>>

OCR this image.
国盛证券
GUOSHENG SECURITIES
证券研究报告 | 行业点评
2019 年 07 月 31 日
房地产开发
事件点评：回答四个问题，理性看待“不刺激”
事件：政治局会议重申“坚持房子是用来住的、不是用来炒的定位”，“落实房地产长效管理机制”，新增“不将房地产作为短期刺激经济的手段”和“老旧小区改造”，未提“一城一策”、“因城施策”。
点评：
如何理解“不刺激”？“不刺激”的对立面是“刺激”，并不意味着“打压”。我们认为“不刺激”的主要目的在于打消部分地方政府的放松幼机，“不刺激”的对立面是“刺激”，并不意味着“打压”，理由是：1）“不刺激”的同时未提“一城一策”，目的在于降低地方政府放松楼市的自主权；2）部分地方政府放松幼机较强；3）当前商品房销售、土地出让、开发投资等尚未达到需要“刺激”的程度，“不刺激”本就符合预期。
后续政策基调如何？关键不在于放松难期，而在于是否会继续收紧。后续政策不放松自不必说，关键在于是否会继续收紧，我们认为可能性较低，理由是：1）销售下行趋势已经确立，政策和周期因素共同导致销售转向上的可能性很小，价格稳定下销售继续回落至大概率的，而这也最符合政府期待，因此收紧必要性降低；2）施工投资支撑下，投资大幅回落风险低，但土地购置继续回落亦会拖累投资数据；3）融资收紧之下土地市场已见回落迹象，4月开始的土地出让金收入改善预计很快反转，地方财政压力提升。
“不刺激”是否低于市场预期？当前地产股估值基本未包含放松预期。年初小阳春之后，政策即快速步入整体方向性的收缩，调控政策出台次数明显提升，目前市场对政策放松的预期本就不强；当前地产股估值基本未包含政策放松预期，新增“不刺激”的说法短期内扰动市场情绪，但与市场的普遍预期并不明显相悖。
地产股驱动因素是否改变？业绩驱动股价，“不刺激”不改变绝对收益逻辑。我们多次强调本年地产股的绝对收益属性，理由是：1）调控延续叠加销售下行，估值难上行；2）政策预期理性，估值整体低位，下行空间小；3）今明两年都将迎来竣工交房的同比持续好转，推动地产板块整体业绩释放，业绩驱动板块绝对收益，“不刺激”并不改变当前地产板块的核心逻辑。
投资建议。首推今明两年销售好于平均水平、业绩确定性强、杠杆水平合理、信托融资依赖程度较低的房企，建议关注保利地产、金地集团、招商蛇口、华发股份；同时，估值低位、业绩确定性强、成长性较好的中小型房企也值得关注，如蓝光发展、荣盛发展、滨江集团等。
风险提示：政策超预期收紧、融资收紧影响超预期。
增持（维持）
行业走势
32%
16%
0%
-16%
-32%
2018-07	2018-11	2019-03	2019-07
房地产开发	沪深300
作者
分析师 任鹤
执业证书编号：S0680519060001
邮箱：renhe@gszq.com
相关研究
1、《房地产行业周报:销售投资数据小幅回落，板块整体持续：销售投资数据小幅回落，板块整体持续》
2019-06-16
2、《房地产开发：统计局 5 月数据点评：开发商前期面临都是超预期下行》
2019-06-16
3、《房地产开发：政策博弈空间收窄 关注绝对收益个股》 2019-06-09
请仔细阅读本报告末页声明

<<

**Short problem:** Scan the listing above and copy all lines containing the word "一城一策".

**Solution to this problem:**
事件：政治局会议重申“坚持房子是用来住的、不是用来炒的定位”，“落实房地产长效管理机制”，新增“不将房地产作为短期刺激经济的手段”和“老旧小区改造”，未提“一城一策”、“因城施策”。
如何理解“不刺激”？“不刺激”的对立面是“刺激”，并不意味着“打压”。我们认为“不刺激”的主要目的在于打消部分地方政府的放松幼机，“不刺激”的对立面是“刺激”，并不意味着“打压”，理由是：1）“不刺激”的同时未提“一城一策”，目的在于降低地方政府放松楼市的自主权；2）部分地方政府放松幼机较强；3）当前商品房销售、土地出让、开发投资等尚未达到需要“刺激”的程度，“不刺激”本就符合预期。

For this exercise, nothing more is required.